WHAT YOU WILL DO>
1) According to the Salerno history passage, what was Salerno called in Roman times?
2) Return a portion of the Salerno history passage verbatim, beginning at the words "2. Roman Era: Salerno" and stopping after "town of Amalfi.".

TEXT PASSAGE>
—————

2. Roman Era: Salerno was known in Roman times as Salernum. It became an important Roman colony and was renowned for its productivity. The gulf served as a vital hub for trade and transportation, providing access to the sea. Amalfi appears to have been founded by a Roman family bound for Constantinople. When their ship ran aground on a nearby shore, they settled the area, naming it Melphes (today Melfi). A few years later, they moved further north and established a new town, which they called "A Melphes" in memory of the abandoned village of Melphes – hence today's town of Amalfi.

3. Medieval Period: In the Middle Ages, Salerno and the surrounding areas were part of the Lombard Duchy of Salerno. The city was a center of learning and culture, especially during the 5th-7th centuries, when Roman Catholic diocese of Salerno was established, and in the 9th and 10th centuries when the Schola Medica Salernitana, a famous medical school, was established, close the Giardino della Minerva. The Alfano I interest in medicine and the translation of Arabic treatises on the subject led him to invite Constantine the African from Carthage to Salerno to assist him. The town of Amalfi was the capital of the maritime republic known as the Duchy of Amalfi, an important trading power in the Mediterranean between 839 and around 1200.

—————

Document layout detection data
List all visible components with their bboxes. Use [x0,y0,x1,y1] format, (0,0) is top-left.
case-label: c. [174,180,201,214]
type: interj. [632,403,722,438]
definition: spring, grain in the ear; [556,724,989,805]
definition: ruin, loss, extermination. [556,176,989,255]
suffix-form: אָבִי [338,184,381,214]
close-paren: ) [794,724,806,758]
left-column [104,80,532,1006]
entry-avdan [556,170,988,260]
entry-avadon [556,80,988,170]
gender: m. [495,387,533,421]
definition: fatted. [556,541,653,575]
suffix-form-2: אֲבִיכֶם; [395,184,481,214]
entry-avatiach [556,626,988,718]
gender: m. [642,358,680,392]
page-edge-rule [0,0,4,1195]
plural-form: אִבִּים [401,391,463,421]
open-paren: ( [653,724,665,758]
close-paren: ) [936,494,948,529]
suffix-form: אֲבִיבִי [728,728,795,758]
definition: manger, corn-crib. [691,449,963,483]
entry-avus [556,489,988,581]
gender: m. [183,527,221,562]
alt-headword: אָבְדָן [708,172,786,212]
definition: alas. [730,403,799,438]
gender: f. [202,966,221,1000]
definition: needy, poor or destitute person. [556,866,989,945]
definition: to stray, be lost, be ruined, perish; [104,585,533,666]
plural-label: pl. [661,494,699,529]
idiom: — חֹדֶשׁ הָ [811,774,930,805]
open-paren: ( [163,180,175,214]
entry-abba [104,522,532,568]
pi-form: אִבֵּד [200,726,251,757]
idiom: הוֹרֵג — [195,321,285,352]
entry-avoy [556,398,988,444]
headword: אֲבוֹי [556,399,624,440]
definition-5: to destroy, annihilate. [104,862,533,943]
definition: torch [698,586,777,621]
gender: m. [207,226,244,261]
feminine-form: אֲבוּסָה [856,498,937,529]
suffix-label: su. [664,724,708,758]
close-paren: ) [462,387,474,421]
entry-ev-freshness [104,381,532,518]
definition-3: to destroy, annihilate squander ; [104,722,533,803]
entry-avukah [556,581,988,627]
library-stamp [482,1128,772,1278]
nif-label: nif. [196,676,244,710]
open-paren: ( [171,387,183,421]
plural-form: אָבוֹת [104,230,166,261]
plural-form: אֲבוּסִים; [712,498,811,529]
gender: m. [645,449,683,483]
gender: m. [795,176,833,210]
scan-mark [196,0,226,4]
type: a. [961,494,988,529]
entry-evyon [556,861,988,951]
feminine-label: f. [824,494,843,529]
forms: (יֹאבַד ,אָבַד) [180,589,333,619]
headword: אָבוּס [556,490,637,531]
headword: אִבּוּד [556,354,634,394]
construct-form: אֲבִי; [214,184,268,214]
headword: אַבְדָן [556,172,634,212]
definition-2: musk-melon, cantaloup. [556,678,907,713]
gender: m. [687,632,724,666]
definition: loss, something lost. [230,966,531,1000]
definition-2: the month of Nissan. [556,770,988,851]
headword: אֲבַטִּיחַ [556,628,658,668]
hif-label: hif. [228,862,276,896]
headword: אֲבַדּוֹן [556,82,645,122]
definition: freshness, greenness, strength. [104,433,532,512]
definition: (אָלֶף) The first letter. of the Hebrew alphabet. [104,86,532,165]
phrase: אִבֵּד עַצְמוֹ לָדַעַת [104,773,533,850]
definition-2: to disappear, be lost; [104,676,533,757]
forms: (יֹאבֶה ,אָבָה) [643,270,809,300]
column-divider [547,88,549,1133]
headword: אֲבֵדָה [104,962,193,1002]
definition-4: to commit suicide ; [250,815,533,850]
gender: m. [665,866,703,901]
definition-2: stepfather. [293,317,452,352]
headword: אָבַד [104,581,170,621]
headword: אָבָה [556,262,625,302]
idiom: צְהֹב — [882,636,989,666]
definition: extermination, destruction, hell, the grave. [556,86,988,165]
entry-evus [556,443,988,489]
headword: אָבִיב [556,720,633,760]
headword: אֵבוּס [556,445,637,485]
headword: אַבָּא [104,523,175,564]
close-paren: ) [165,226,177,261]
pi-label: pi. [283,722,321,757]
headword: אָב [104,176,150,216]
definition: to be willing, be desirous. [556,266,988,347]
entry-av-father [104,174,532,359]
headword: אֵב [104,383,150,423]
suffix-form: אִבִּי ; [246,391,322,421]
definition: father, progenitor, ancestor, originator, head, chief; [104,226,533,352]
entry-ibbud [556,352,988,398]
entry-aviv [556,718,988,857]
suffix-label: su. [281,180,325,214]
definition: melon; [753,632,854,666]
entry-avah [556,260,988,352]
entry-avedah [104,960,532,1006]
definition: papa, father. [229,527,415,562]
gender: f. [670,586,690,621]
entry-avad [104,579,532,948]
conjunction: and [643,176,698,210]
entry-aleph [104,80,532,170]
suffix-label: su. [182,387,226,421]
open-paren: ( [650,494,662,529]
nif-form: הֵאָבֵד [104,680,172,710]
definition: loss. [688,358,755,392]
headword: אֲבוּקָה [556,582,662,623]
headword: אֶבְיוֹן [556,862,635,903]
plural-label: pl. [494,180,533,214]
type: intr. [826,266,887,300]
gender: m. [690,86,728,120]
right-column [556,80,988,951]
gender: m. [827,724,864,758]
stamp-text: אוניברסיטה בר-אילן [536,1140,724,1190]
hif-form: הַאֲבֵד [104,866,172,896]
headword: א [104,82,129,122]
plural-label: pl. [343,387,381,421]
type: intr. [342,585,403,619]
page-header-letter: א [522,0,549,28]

—————

ANSWERS FOR THIS EXERCISE>
1) Salernum

2)
2. Roman Era: Salerno was known in Roman times as Salernum. It became an important Roman colony and was renowned for its productivity. The gulf served as a vital hub for trade and transportation, providing access to the sea. Amalfi appears to have been founded by a Roman family bound for Constantinople. When their ship ran aground on a nearby shore, they settled the area, naming it Melphes (today Melfi). A few years later, they moved further north and established a new town, which they called "A Melphes" in memory of the abandoned village of Melphes – hence today's town of Amalfi.